* Begin SUPPLIED ENTRIES *

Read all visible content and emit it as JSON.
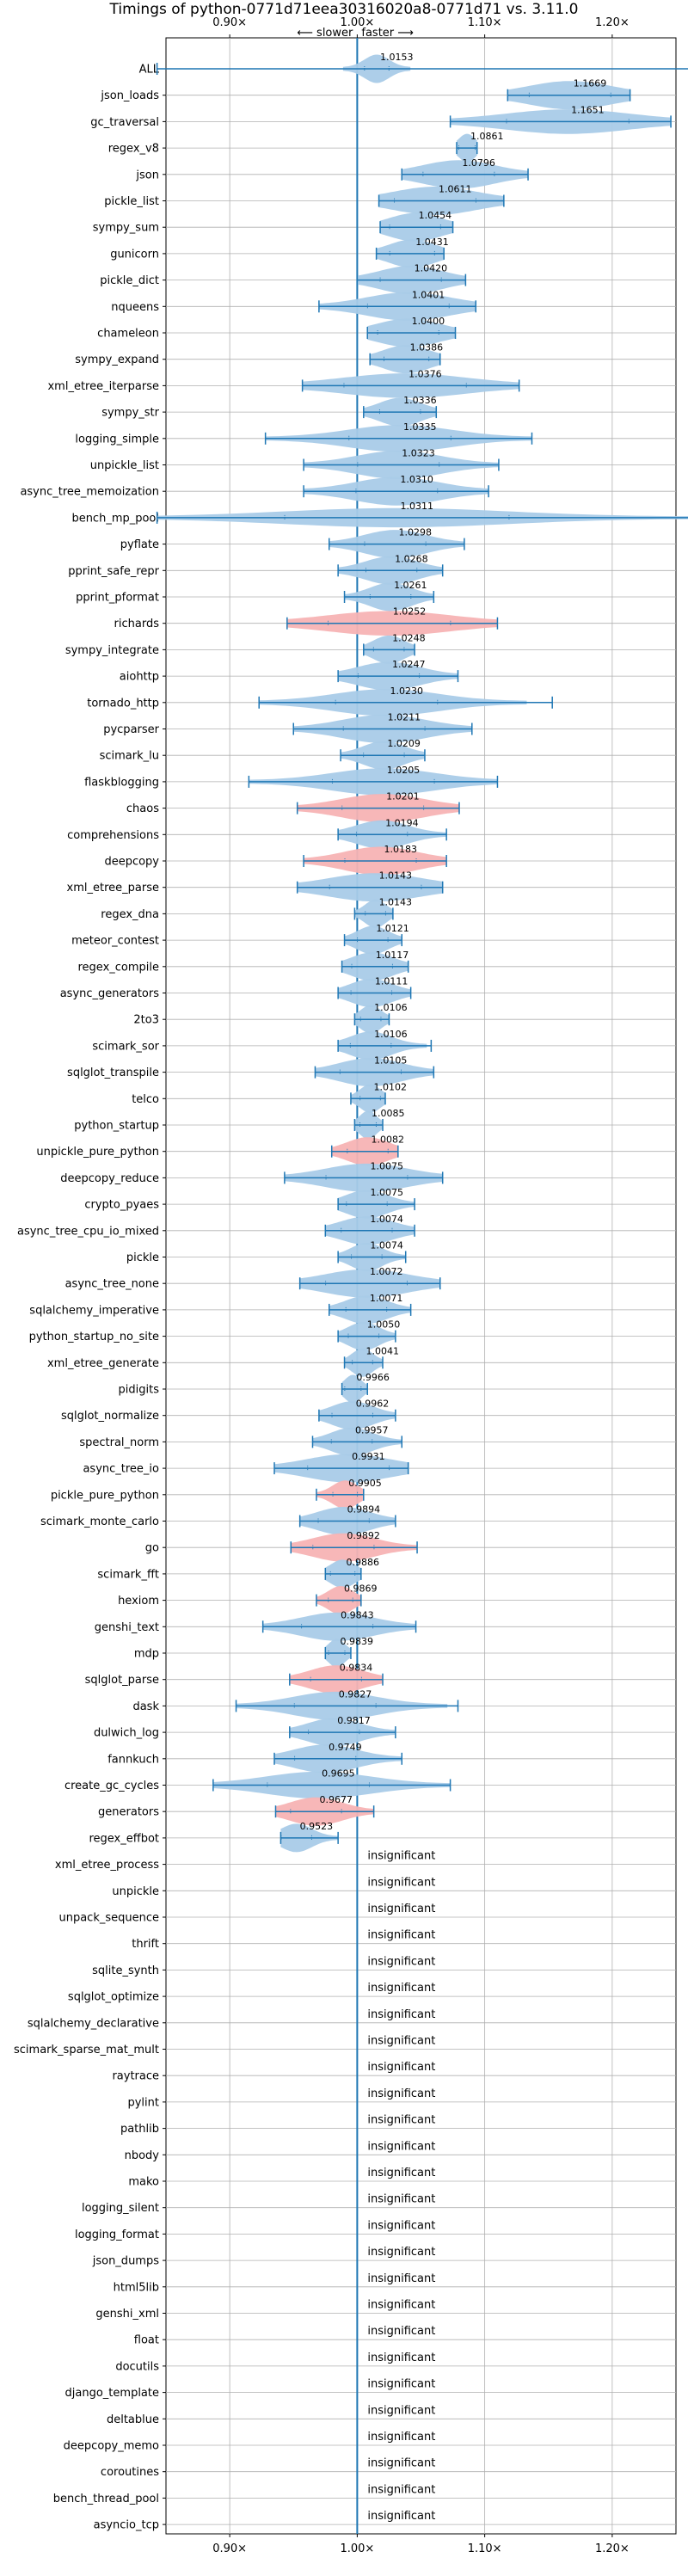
{
  "chart_data": {
    "type": "violin",
    "title": "Timings of python-0771d71eea30316020a8-0771d71 vs. 3.11.0",
    "direction_labels": {
      "slower": "⟵ slower",
      "faster": "faster ⟶"
    },
    "xlim": [
      0.85,
      1.25
    ],
    "xticks": [
      {
        "value": 0.9,
        "label": "0.90×"
      },
      {
        "value": 1.0,
        "label": "1.00×"
      },
      {
        "value": 1.1,
        "label": "1.10×"
      },
      {
        "value": 1.2,
        "label": "1.20×"
      }
    ],
    "grid": true,
    "reference_line": 1.0,
    "colors": {
      "faster": "#a9cbe8",
      "slower": "#f7b3b4",
      "line": "#1f77b4",
      "grid": "#b0b0b0"
    },
    "insignificant_label": "insignificant",
    "benchmarks": [
      {
        "name": "ALL",
        "mean": 1.0153,
        "min": 0.843,
        "max": 1.283,
        "spread": 0.012,
        "color": "faster"
      },
      {
        "name": "json_loads",
        "mean": 1.1669,
        "min": 1.118,
        "max": 1.214,
        "spread": 0.04,
        "color": "faster"
      },
      {
        "name": "gc_traversal",
        "mean": 1.1651,
        "min": 1.073,
        "max": 1.246,
        "spread": 0.06,
        "color": "faster"
      },
      {
        "name": "regex_v8",
        "mean": 1.0861,
        "min": 1.078,
        "max": 1.094,
        "spread": 0.008,
        "color": "faster"
      },
      {
        "name": "json",
        "mean": 1.0796,
        "min": 1.035,
        "max": 1.134,
        "spread": 0.035,
        "color": "faster"
      },
      {
        "name": "pickle_list",
        "mean": 1.0611,
        "min": 1.017,
        "max": 1.115,
        "spread": 0.04,
        "color": "faster"
      },
      {
        "name": "sympy_sum",
        "mean": 1.0454,
        "min": 1.018,
        "max": 1.075,
        "spread": 0.025,
        "color": "faster"
      },
      {
        "name": "gunicorn",
        "mean": 1.0431,
        "min": 1.015,
        "max": 1.068,
        "spread": 0.022,
        "color": "faster"
      },
      {
        "name": "pickle_dict",
        "mean": 1.042,
        "min": 1.0,
        "max": 1.085,
        "spread": 0.03,
        "color": "faster"
      },
      {
        "name": "nqueens",
        "mean": 1.0401,
        "min": 0.97,
        "max": 1.093,
        "spread": 0.04,
        "color": "faster"
      },
      {
        "name": "chameleon",
        "mean": 1.04,
        "min": 1.008,
        "max": 1.077,
        "spread": 0.03,
        "color": "faster"
      },
      {
        "name": "sympy_expand",
        "mean": 1.0386,
        "min": 1.01,
        "max": 1.065,
        "spread": 0.022,
        "color": "faster"
      },
      {
        "name": "xml_etree_iterparse",
        "mean": 1.0376,
        "min": 0.957,
        "max": 1.127,
        "spread": 0.06,
        "color": "faster"
      },
      {
        "name": "sympy_str",
        "mean": 1.0336,
        "min": 1.005,
        "max": 1.062,
        "spread": 0.02,
        "color": "faster"
      },
      {
        "name": "logging_simple",
        "mean": 1.0335,
        "min": 0.928,
        "max": 1.137,
        "spread": 0.05,
        "color": "faster"
      },
      {
        "name": "unpickle_list",
        "mean": 1.0323,
        "min": 0.958,
        "max": 1.111,
        "spread": 0.04,
        "color": "faster"
      },
      {
        "name": "async_tree_memoization",
        "mean": 1.031,
        "min": 0.958,
        "max": 1.103,
        "spread": 0.04,
        "color": "faster"
      },
      {
        "name": "bench_mp_pool",
        "mean": 1.0311,
        "min": 0.843,
        "max": 1.283,
        "spread": 0.11,
        "color": "faster"
      },
      {
        "name": "pyflate",
        "mean": 1.0298,
        "min": 0.978,
        "max": 1.084,
        "spread": 0.03,
        "color": "faster"
      },
      {
        "name": "pprint_safe_repr",
        "mean": 1.0268,
        "min": 0.985,
        "max": 1.067,
        "spread": 0.025,
        "color": "faster"
      },
      {
        "name": "pprint_pformat",
        "mean": 1.0261,
        "min": 0.99,
        "max": 1.06,
        "spread": 0.02,
        "color": "faster"
      },
      {
        "name": "richards",
        "mean": 1.0252,
        "min": 0.945,
        "max": 1.11,
        "spread": 0.06,
        "color": "slower"
      },
      {
        "name": "sympy_integrate",
        "mean": 1.0248,
        "min": 1.005,
        "max": 1.045,
        "spread": 0.015,
        "color": "faster"
      },
      {
        "name": "aiohttp",
        "mean": 1.0247,
        "min": 0.985,
        "max": 1.079,
        "spread": 0.03,
        "color": "faster"
      },
      {
        "name": "tornado_http",
        "mean": 1.023,
        "min": 0.923,
        "max": 1.153,
        "spread": 0.05,
        "color": "faster"
      },
      {
        "name": "pycparser",
        "mean": 1.0211,
        "min": 0.95,
        "max": 1.09,
        "spread": 0.04,
        "color": "faster"
      },
      {
        "name": "scimark_lu",
        "mean": 1.0209,
        "min": 0.987,
        "max": 1.053,
        "spread": 0.02,
        "color": "faster"
      },
      {
        "name": "flaskblogging",
        "mean": 1.0205,
        "min": 0.915,
        "max": 1.11,
        "spread": 0.05,
        "color": "faster"
      },
      {
        "name": "chaos",
        "mean": 1.0201,
        "min": 0.953,
        "max": 1.08,
        "spread": 0.04,
        "color": "slower"
      },
      {
        "name": "comprehensions",
        "mean": 1.0194,
        "min": 0.985,
        "max": 1.07,
        "spread": 0.025,
        "color": "faster"
      },
      {
        "name": "deepcopy",
        "mean": 1.0183,
        "min": 0.958,
        "max": 1.07,
        "spread": 0.035,
        "color": "slower"
      },
      {
        "name": "xml_etree_parse",
        "mean": 1.0143,
        "min": 0.953,
        "max": 1.067,
        "spread": 0.045,
        "color": "faster"
      },
      {
        "name": "regex_dna",
        "mean": 1.0143,
        "min": 0.998,
        "max": 1.028,
        "spread": 0.01,
        "color": "faster"
      },
      {
        "name": "meteor_contest",
        "mean": 1.0121,
        "min": 0.99,
        "max": 1.035,
        "spread": 0.015,
        "color": "faster"
      },
      {
        "name": "regex_compile",
        "mean": 1.0117,
        "min": 0.988,
        "max": 1.04,
        "spread": 0.02,
        "color": "faster"
      },
      {
        "name": "async_generators",
        "mean": 1.0111,
        "min": 0.985,
        "max": 1.042,
        "spread": 0.02,
        "color": "faster"
      },
      {
        "name": "2to3",
        "mean": 1.0106,
        "min": 0.998,
        "max": 1.025,
        "spread": 0.01,
        "color": "faster"
      },
      {
        "name": "scimark_sor",
        "mean": 1.0106,
        "min": 0.985,
        "max": 1.058,
        "spread": 0.02,
        "color": "faster"
      },
      {
        "name": "sqlglot_transpile",
        "mean": 1.0105,
        "min": 0.967,
        "max": 1.06,
        "spread": 0.03,
        "color": "faster"
      },
      {
        "name": "telco",
        "mean": 1.0102,
        "min": 0.995,
        "max": 1.022,
        "spread": 0.01,
        "color": "faster"
      },
      {
        "name": "python_startup",
        "mean": 1.0085,
        "min": 0.998,
        "max": 1.02,
        "spread": 0.008,
        "color": "faster"
      },
      {
        "name": "unpickle_pure_python",
        "mean": 1.0082,
        "min": 0.98,
        "max": 1.032,
        "spread": 0.02,
        "color": "slower"
      },
      {
        "name": "deepcopy_reduce",
        "mean": 1.0075,
        "min": 0.943,
        "max": 1.067,
        "spread": 0.04,
        "color": "faster"
      },
      {
        "name": "crypto_pyaes",
        "mean": 1.0075,
        "min": 0.985,
        "max": 1.045,
        "spread": 0.02,
        "color": "faster"
      },
      {
        "name": "async_tree_cpu_io_mixed",
        "mean": 1.0074,
        "min": 0.975,
        "max": 1.045,
        "spread": 0.025,
        "color": "faster"
      },
      {
        "name": "pickle",
        "mean": 1.0074,
        "min": 0.985,
        "max": 1.038,
        "spread": 0.015,
        "color": "faster"
      },
      {
        "name": "async_tree_none",
        "mean": 1.0072,
        "min": 0.955,
        "max": 1.065,
        "spread": 0.04,
        "color": "faster"
      },
      {
        "name": "sqlalchemy_imperative",
        "mean": 1.0071,
        "min": 0.978,
        "max": 1.042,
        "spread": 0.02,
        "color": "faster"
      },
      {
        "name": "python_startup_no_site",
        "mean": 1.005,
        "min": 0.985,
        "max": 1.03,
        "spread": 0.015,
        "color": "faster"
      },
      {
        "name": "xml_etree_generate",
        "mean": 1.0041,
        "min": 0.99,
        "max": 1.02,
        "spread": 0.01,
        "color": "faster"
      },
      {
        "name": "pidigits",
        "mean": 0.9966,
        "min": 0.988,
        "max": 1.008,
        "spread": 0.008,
        "color": "faster"
      },
      {
        "name": "sqlglot_normalize",
        "mean": 0.9962,
        "min": 0.97,
        "max": 1.03,
        "spread": 0.02,
        "color": "faster"
      },
      {
        "name": "spectral_norm",
        "mean": 0.9957,
        "min": 0.965,
        "max": 1.035,
        "spread": 0.02,
        "color": "faster"
      },
      {
        "name": "async_tree_io",
        "mean": 0.9931,
        "min": 0.935,
        "max": 1.04,
        "spread": 0.04,
        "color": "faster"
      },
      {
        "name": "pickle_pure_python",
        "mean": 0.9905,
        "min": 0.968,
        "max": 1.005,
        "spread": 0.012,
        "color": "slower"
      },
      {
        "name": "scimark_monte_carlo",
        "mean": 0.9894,
        "min": 0.955,
        "max": 1.03,
        "spread": 0.025,
        "color": "faster"
      },
      {
        "name": "go",
        "mean": 0.9892,
        "min": 0.948,
        "max": 1.047,
        "spread": 0.03,
        "color": "slower"
      },
      {
        "name": "scimark_fft",
        "mean": 0.9886,
        "min": 0.975,
        "max": 1.003,
        "spread": 0.012,
        "color": "faster"
      },
      {
        "name": "hexiom",
        "mean": 0.9869,
        "min": 0.968,
        "max": 1.003,
        "spread": 0.012,
        "color": "slower"
      },
      {
        "name": "genshi_text",
        "mean": 0.9843,
        "min": 0.926,
        "max": 1.046,
        "spread": 0.035,
        "color": "faster"
      },
      {
        "name": "mdp",
        "mean": 0.9839,
        "min": 0.975,
        "max": 0.995,
        "spread": 0.008,
        "color": "faster"
      },
      {
        "name": "sqlglot_parse",
        "mean": 0.9834,
        "min": 0.947,
        "max": 1.02,
        "spread": 0.025,
        "color": "slower"
      },
      {
        "name": "dask",
        "mean": 0.9827,
        "min": 0.905,
        "max": 1.079,
        "spread": 0.04,
        "color": "faster"
      },
      {
        "name": "dulwich_log",
        "mean": 0.9817,
        "min": 0.947,
        "max": 1.03,
        "spread": 0.025,
        "color": "faster"
      },
      {
        "name": "fannkuch",
        "mean": 0.9749,
        "min": 0.935,
        "max": 1.035,
        "spread": 0.03,
        "color": "faster"
      },
      {
        "name": "create_gc_cycles",
        "mean": 0.9695,
        "min": 0.887,
        "max": 1.073,
        "spread": 0.05,
        "color": "faster"
      },
      {
        "name": "generators",
        "mean": 0.9677,
        "min": 0.936,
        "max": 1.013,
        "spread": 0.025,
        "color": "slower"
      },
      {
        "name": "regex_effbot",
        "mean": 0.9523,
        "min": 0.94,
        "max": 0.985,
        "spread": 0.015,
        "color": "faster"
      },
      {
        "name": "xml_etree_process",
        "insignificant": true
      },
      {
        "name": "unpickle",
        "insignificant": true
      },
      {
        "name": "unpack_sequence",
        "insignificant": true
      },
      {
        "name": "thrift",
        "insignificant": true
      },
      {
        "name": "sqlite_synth",
        "insignificant": true
      },
      {
        "name": "sqlglot_optimize",
        "insignificant": true
      },
      {
        "name": "sqlalchemy_declarative",
        "insignificant": true
      },
      {
        "name": "scimark_sparse_mat_mult",
        "insignificant": true
      },
      {
        "name": "raytrace",
        "insignificant": true
      },
      {
        "name": "pylint",
        "insignificant": true
      },
      {
        "name": "pathlib",
        "insignificant": true
      },
      {
        "name": "nbody",
        "insignificant": true
      },
      {
        "name": "mako",
        "insignificant": true
      },
      {
        "name": "logging_silent",
        "insignificant": true
      },
      {
        "name": "logging_format",
        "insignificant": true
      },
      {
        "name": "json_dumps",
        "insignificant": true
      },
      {
        "name": "html5lib",
        "insignificant": true
      },
      {
        "name": "genshi_xml",
        "insignificant": true
      },
      {
        "name": "float",
        "insignificant": true
      },
      {
        "name": "docutils",
        "insignificant": true
      },
      {
        "name": "django_template",
        "insignificant": true
      },
      {
        "name": "deltablue",
        "insignificant": true
      },
      {
        "name": "deepcopy_memo",
        "insignificant": true
      },
      {
        "name": "coroutines",
        "insignificant": true
      },
      {
        "name": "bench_thread_pool",
        "insignificant": true
      },
      {
        "name": "asyncio_tcp",
        "insignificant": true
      }
    ]
  }
}
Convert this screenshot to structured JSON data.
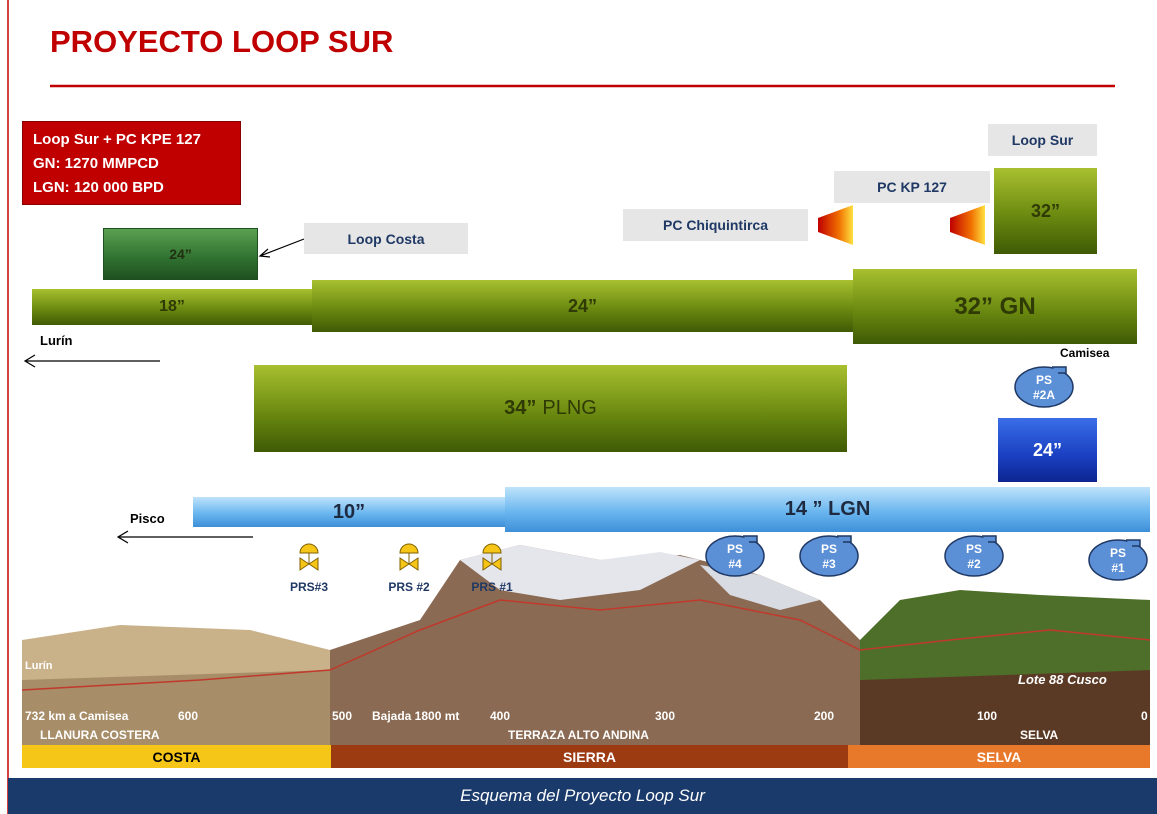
{
  "header": {
    "title": "PROYECTO LOOP SUR"
  },
  "info_box": {
    "lines": [
      "Loop Sur + PC KPE 127",
      "GN: 1270 MMPCD",
      "LGN: 120 000 BPD"
    ]
  },
  "labels": {
    "loop_sur": "Loop Sur",
    "pc_kp_127": "PC KP 127",
    "pc_chiquintirca": "PC Chiquintirca",
    "loop_costa": "Loop Costa"
  },
  "pipes": {
    "loop_costa": "24”",
    "gn_18": "18”",
    "gn_24": "24”",
    "gn_32": "32” GN",
    "loop_sur": "32”",
    "plng": {
      "size": "34”",
      "name": "PLNG"
    },
    "lgn_24": "24”",
    "lgn_10": "10”",
    "lgn_14": "14 ” LGN"
  },
  "places": {
    "lurin_arrow": "Lurín",
    "camisea": "Camisea",
    "pisco": "Pisco",
    "lurin": "Lurín",
    "lote": "Lote 88 Cusco"
  },
  "pump_stations": [
    [
      "PS",
      "#2A"
    ],
    [
      "PS",
      "#4"
    ],
    [
      "PS",
      "#3"
    ],
    [
      "PS",
      "#2"
    ],
    [
      "PS",
      "#1"
    ]
  ],
  "pressure_stations": [
    "PRS#3",
    "PRS #2",
    "PRS #1"
  ],
  "km_axis": [
    "732 km a Camisea",
    "600",
    "500",
    "Bajada 1800 mt",
    "400",
    "300",
    "200",
    "100",
    "0"
  ],
  "zones": [
    "LLANURA COSTERA",
    "TERRAZA ALTO ANDINA",
    "SELVA"
  ],
  "regions": [
    "COSTA",
    "SIERRA",
    "SELVA"
  ],
  "footer": {
    "caption": "Esquema del Proyecto Loop Sur"
  }
}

* End SUPPLIED ENTRIES *

GIVEN EXERCISE –
Collect each line above holding the string "title".

TASK ANSWER –
    "title": "Timings of python-0771d71eea30316020a8-0771d71 vs. 3.11.0",
    "title": "PROYECTO LOOP SUR"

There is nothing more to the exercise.